Extracted data entries
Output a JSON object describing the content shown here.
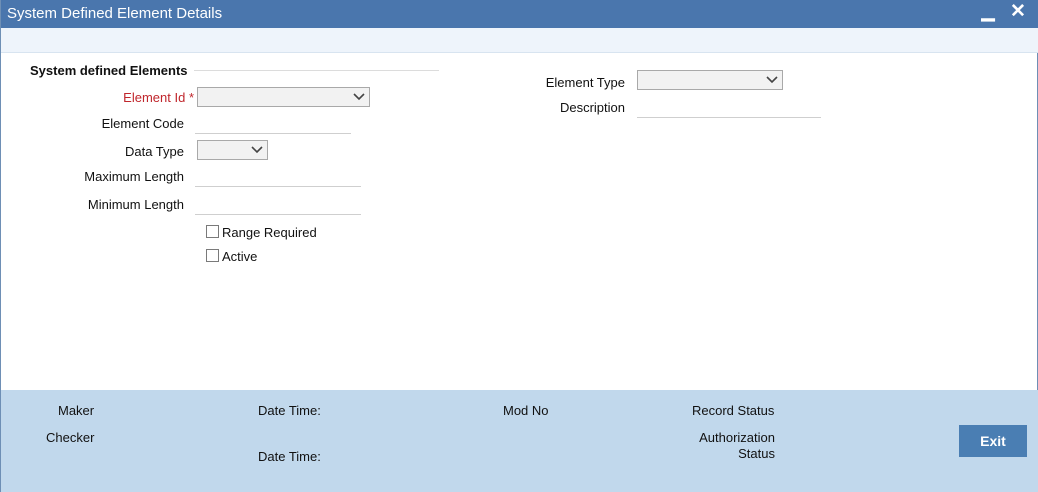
{
  "window": {
    "title": "System Defined Element Details",
    "minimize_glyph": "▁",
    "close_glyph": "✕"
  },
  "section": {
    "title": "System defined Elements"
  },
  "form": {
    "element_id": {
      "label": "Element Id",
      "required_mark": "*",
      "value": ""
    },
    "element_code": {
      "label": "Element Code",
      "value": ""
    },
    "data_type": {
      "label": "Data Type",
      "value": ""
    },
    "maximum_length": {
      "label": "Maximum Length",
      "value": ""
    },
    "minimum_length": {
      "label": "Minimum Length",
      "value": ""
    },
    "range_required": {
      "label": "Range Required",
      "checked": false
    },
    "active": {
      "label": "Active",
      "checked": false
    },
    "element_type": {
      "label": "Element Type",
      "value": ""
    },
    "description": {
      "label": "Description",
      "value": ""
    }
  },
  "footer": {
    "maker": "Maker",
    "checker": "Checker",
    "date_time_1": "Date Time:",
    "date_time_2": "Date Time:",
    "mod_no": "Mod No",
    "record_status": "Record Status",
    "authorization_status_line1": "Authorization",
    "authorization_status_line2": "Status",
    "exit_label": "Exit"
  },
  "colors": {
    "titlebar": "#4a76ad",
    "footer": "#c1d8ec",
    "required": "#c0262c",
    "exit_button": "#4a7eb3"
  },
  "icons": {
    "dropdown": "chevron-down-icon",
    "minimize": "minimize-icon",
    "close": "close-icon"
  }
}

*Exercise directions*: Write out the records above once more, word for word, with no pictures.

*Solved exercise*:
Output a JSON object describing the content shown here.
{
  "window": {
    "title": "System Defined Element Details",
    "minimize_glyph": "▁",
    "close_glyph": "✕"
  },
  "section": {
    "title": "System defined Elements"
  },
  "form": {
    "element_id": {
      "label": "Element Id",
      "required_mark": "*",
      "value": ""
    },
    "element_code": {
      "label": "Element Code",
      "value": ""
    },
    "data_type": {
      "label": "Data Type",
      "value": ""
    },
    "maximum_length": {
      "label": "Maximum Length",
      "value": ""
    },
    "minimum_length": {
      "label": "Minimum Length",
      "value": ""
    },
    "range_required": {
      "label": "Range Required",
      "checked": false
    },
    "active": {
      "label": "Active",
      "checked": false
    },
    "element_type": {
      "label": "Element Type",
      "value": ""
    },
    "description": {
      "label": "Description",
      "value": ""
    }
  },
  "footer": {
    "maker": "Maker",
    "checker": "Checker",
    "date_time_1": "Date Time:",
    "date_time_2": "Date Time:",
    "mod_no": "Mod No",
    "record_status": "Record Status",
    "authorization_status_line1": "Authorization",
    "authorization_status_line2": "Status",
    "exit_label": "Exit"
  },
  "colors": {
    "titlebar": "#4a76ad",
    "footer": "#c1d8ec",
    "required": "#c0262c",
    "exit_button": "#4a7eb3"
  },
  "icons": {
    "dropdown": "chevron-down-icon",
    "minimize": "minimize-icon",
    "close": "close-icon"
  }
}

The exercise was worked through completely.